## PROBLEM STATEMENT
All lines in which the word "road" occurs are to be extracted.
====== RECORDS SHOWN ======
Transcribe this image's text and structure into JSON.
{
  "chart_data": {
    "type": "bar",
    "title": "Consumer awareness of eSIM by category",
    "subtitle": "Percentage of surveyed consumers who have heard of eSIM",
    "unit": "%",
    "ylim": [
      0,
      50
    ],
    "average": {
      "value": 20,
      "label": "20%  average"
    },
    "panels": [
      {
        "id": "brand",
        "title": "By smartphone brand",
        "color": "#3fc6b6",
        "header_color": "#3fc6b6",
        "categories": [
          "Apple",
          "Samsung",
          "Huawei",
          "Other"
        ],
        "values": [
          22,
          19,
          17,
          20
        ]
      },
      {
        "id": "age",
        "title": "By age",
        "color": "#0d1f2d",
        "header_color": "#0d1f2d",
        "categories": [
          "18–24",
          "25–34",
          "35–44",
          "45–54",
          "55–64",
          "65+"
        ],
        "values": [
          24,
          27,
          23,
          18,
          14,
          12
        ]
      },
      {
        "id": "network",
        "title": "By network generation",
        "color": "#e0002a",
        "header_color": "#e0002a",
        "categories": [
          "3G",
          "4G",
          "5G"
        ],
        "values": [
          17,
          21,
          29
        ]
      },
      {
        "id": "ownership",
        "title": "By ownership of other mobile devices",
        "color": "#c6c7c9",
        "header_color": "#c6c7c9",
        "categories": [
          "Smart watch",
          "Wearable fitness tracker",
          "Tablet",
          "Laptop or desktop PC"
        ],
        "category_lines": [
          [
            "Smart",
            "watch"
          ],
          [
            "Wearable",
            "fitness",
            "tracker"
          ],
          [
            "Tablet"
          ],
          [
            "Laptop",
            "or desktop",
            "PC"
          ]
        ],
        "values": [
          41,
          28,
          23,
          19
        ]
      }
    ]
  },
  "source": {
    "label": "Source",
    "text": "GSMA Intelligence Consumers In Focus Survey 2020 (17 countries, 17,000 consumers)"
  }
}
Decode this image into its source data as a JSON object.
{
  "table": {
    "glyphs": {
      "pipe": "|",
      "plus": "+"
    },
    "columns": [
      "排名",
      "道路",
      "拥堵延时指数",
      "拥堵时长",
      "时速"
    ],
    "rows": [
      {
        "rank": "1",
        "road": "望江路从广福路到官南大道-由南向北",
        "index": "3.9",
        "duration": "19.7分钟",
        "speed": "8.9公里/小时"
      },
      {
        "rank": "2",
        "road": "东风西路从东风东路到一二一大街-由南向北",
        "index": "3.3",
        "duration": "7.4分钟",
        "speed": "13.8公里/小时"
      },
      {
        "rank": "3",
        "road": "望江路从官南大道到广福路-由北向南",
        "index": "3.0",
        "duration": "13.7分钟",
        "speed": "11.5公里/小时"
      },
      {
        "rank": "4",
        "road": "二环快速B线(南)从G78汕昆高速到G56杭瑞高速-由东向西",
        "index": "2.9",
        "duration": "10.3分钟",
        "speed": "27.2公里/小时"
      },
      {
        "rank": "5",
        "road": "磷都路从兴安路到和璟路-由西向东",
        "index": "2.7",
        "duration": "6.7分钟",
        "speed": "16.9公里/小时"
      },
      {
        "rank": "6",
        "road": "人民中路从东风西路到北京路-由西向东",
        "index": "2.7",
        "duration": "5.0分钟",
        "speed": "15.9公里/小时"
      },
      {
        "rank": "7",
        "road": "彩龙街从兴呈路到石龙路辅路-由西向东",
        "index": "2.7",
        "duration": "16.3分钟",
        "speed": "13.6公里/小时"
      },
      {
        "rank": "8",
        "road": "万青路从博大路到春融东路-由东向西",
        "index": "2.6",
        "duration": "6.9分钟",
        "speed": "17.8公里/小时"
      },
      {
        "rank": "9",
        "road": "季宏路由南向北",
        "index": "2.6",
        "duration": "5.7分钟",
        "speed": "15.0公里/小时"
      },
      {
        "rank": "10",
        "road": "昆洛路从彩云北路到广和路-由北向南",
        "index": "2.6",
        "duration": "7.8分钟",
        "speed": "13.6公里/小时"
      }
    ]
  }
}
======
## EXERCISE RESULT
        "road": "望江路从广福路到官南大道-由南向北",
        "road": "东风西路从东风东路到一二一大街-由南向北",
        "road": "望江路从官南大道到广福路-由北向南",
        "road": "二环快速B线(南)从G78汕昆高速到G56杭瑞高速-由东向西",
        "road": "磷都路从兴安路到和璟路-由西向东",
        "road": "人民中路从东风西路到北京路-由西向东",
        "road": "彩龙街从兴呈路到石龙路辅路-由西向东",
        "road": "万青路从博大路到春融东路-由东向西",
        "road": "季宏路由南向北",
        "road": "昆洛路从彩云北路到广和路-由北向南",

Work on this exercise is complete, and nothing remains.